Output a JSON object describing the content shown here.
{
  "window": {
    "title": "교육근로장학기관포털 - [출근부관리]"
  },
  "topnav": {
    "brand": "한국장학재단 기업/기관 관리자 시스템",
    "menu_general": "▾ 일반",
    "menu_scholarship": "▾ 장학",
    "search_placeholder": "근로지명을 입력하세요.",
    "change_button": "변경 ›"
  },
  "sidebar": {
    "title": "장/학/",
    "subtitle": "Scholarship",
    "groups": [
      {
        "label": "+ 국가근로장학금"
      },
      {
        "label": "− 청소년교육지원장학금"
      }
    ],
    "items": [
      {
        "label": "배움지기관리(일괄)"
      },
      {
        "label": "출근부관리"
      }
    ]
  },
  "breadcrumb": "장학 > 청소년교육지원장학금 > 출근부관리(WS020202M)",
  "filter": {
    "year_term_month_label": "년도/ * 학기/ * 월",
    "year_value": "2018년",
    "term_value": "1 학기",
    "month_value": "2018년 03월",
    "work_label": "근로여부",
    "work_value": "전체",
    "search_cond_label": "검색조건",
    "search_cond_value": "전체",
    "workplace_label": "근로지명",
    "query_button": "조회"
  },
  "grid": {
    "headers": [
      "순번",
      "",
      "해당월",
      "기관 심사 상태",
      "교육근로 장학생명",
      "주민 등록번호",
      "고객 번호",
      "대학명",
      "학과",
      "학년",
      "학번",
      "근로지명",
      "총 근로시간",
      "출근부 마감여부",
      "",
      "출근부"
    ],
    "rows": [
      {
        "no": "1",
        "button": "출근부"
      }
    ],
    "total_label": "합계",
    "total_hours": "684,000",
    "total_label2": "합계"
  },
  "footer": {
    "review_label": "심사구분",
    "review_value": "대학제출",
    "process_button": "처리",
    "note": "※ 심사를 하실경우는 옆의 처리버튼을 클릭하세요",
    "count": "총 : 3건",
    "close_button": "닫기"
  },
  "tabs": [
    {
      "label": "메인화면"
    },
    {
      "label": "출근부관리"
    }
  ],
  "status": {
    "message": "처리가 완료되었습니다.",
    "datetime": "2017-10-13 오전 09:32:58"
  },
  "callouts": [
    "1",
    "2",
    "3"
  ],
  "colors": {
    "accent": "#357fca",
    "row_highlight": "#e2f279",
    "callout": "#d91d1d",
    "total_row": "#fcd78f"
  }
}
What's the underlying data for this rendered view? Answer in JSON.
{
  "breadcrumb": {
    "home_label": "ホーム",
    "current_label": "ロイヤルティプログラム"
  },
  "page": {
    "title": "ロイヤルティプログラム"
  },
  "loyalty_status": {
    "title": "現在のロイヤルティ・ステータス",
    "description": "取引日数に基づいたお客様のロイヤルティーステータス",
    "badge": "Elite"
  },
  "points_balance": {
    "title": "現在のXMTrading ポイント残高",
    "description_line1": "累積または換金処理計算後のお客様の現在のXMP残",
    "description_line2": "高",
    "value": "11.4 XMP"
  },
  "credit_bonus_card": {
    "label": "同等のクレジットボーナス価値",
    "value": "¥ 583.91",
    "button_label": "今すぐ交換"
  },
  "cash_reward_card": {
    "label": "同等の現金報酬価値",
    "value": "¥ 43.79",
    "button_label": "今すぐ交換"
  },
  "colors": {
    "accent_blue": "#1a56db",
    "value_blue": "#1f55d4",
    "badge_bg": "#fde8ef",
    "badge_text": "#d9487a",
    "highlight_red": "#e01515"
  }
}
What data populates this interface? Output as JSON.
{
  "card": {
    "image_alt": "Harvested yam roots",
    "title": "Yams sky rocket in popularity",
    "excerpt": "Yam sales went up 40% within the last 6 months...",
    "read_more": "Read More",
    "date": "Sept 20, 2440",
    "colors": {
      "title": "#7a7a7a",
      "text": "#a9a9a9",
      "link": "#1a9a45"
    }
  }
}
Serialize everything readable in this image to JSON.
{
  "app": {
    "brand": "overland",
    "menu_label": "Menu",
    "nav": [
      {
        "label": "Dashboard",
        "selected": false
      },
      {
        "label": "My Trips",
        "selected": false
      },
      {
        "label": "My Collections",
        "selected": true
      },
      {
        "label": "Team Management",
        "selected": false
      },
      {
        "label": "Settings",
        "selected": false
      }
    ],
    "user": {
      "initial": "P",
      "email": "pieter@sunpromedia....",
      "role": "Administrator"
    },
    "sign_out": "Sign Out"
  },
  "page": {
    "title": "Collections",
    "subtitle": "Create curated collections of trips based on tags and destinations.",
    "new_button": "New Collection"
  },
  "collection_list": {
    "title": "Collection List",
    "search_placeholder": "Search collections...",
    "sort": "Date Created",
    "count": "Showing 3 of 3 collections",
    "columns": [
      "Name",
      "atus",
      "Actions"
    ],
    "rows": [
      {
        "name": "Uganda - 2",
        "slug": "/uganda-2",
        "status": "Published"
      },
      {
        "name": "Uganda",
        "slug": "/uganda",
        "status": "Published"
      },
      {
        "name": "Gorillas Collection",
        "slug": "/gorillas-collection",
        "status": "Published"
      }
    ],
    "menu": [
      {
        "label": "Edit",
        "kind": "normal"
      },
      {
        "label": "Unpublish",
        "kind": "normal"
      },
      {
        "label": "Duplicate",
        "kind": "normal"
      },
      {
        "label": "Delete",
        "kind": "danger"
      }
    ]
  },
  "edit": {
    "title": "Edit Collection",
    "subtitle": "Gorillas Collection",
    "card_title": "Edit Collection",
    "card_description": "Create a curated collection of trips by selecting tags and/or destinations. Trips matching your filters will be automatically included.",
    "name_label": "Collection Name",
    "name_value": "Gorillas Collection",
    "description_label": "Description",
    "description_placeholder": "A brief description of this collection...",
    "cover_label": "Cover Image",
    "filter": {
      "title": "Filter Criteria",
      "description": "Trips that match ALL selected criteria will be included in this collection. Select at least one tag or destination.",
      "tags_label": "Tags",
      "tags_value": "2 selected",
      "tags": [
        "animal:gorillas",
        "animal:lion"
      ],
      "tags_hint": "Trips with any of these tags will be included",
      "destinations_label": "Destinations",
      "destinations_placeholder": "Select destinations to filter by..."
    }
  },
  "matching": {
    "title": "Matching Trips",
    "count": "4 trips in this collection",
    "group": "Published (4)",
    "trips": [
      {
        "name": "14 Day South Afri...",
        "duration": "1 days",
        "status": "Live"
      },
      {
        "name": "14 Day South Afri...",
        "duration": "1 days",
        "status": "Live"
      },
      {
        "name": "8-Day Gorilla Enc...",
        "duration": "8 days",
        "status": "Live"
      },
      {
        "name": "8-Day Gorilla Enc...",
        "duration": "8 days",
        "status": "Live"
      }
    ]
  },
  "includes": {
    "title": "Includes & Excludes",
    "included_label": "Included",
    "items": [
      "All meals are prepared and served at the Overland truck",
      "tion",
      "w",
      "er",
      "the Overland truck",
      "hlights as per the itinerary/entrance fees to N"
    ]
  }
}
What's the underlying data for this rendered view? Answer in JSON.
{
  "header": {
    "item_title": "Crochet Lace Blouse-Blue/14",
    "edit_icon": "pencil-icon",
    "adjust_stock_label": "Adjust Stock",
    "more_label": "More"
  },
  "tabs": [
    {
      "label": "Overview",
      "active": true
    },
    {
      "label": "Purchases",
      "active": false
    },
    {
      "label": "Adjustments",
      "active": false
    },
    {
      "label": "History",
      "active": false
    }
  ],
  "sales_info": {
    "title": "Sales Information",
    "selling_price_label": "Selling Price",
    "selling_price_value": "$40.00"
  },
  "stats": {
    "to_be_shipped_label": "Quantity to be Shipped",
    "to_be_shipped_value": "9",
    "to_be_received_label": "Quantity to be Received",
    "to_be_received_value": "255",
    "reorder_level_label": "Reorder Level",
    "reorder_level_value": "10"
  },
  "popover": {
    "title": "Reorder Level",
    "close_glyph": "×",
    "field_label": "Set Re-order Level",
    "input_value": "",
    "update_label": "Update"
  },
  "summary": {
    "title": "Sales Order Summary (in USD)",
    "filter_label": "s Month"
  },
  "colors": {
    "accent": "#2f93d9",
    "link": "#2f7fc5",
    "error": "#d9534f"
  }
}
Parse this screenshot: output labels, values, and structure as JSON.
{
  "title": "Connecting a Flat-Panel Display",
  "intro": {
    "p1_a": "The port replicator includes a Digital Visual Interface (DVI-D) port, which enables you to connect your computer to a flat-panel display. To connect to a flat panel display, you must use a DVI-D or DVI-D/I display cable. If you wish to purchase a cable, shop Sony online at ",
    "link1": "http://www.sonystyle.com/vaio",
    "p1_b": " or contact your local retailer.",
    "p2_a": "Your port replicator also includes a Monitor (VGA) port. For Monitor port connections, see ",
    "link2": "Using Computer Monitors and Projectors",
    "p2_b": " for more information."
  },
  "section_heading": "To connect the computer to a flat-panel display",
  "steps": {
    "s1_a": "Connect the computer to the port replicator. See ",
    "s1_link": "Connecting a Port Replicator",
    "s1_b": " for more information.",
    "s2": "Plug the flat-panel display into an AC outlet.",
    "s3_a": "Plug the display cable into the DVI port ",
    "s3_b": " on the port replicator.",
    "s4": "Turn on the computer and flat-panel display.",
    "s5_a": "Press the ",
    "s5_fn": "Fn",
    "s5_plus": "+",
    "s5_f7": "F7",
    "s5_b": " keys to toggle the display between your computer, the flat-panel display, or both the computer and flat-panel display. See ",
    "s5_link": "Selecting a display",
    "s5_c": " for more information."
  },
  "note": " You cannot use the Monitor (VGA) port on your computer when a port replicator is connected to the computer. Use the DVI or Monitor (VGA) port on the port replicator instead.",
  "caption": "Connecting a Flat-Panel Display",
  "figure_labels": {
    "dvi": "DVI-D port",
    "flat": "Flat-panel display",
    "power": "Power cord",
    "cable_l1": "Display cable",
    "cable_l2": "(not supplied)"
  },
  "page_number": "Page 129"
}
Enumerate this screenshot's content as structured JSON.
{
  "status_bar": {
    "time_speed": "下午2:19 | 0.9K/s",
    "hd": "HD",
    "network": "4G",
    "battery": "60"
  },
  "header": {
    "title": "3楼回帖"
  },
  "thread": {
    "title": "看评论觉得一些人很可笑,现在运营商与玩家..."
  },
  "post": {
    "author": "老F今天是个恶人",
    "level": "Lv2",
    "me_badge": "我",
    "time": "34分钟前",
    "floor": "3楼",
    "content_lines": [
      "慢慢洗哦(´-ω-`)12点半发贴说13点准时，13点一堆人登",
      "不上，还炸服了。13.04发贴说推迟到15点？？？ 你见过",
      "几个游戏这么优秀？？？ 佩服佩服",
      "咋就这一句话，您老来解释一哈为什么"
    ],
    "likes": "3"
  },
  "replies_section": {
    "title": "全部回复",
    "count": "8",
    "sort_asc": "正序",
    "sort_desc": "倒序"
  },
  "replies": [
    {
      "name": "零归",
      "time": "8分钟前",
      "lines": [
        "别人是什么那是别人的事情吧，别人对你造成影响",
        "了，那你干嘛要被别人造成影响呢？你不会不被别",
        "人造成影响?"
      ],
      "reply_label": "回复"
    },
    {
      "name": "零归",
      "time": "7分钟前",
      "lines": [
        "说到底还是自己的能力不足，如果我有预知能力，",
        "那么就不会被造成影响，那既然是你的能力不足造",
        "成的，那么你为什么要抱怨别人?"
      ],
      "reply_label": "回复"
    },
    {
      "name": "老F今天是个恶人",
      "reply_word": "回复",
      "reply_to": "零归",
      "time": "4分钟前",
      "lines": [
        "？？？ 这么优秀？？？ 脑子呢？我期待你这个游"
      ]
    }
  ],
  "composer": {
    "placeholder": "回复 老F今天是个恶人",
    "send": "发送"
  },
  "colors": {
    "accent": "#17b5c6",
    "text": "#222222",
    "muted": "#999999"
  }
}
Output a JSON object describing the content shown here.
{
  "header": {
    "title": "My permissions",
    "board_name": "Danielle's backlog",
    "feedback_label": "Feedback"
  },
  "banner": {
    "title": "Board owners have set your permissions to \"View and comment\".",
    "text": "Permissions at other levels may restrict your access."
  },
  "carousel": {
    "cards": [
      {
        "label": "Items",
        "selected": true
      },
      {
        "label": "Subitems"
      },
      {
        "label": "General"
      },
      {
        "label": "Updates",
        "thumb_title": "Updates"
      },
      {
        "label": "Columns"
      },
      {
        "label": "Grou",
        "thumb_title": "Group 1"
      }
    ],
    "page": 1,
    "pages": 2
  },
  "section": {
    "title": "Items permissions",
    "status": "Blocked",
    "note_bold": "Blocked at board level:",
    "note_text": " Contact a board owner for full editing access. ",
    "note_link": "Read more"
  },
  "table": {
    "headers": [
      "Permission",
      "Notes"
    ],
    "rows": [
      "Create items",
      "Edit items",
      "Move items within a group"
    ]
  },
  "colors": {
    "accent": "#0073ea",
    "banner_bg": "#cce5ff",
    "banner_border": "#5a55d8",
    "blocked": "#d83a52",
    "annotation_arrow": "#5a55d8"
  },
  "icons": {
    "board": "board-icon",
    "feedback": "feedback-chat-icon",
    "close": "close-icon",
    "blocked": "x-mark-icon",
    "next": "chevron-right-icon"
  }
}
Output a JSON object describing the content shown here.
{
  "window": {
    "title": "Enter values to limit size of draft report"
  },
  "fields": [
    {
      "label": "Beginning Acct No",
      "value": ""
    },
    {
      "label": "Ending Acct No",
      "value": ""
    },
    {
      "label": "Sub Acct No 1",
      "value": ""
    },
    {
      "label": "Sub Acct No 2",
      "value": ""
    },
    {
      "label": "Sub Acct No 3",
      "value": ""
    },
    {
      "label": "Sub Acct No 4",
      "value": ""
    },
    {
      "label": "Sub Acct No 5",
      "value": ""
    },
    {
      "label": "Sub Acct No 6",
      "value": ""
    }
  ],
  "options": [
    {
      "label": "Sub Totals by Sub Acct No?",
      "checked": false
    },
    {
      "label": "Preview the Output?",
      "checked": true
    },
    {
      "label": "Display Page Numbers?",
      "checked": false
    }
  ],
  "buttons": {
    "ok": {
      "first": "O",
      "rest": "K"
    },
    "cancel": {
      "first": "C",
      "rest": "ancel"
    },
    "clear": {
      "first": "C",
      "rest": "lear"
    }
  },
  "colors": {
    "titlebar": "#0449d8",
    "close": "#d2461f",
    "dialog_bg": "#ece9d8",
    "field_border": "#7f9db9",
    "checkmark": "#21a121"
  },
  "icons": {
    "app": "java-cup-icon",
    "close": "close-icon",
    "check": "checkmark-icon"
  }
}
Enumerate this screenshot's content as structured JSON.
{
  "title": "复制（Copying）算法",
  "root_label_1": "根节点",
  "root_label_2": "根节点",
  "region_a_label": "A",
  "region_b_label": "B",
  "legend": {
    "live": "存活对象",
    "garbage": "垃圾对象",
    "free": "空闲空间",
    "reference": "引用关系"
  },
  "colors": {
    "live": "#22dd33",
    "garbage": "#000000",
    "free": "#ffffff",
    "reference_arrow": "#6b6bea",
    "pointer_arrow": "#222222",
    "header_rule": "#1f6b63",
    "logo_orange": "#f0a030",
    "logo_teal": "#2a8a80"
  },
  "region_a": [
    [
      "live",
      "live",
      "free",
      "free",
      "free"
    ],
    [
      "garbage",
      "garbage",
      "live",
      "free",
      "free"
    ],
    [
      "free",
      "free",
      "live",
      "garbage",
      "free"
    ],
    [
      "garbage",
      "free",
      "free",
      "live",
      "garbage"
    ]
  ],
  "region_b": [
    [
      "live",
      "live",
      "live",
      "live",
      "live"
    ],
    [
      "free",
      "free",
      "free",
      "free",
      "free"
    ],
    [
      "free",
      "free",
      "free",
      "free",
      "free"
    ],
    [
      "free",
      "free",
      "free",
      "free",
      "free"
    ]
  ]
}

**EXERCISE BRIEF**
Among the entries above, identify all lines with "checkmark" and copy them.

**FULL ANSWER**
    "checkmark": "#21a121"
    "check": "checkmark-icon"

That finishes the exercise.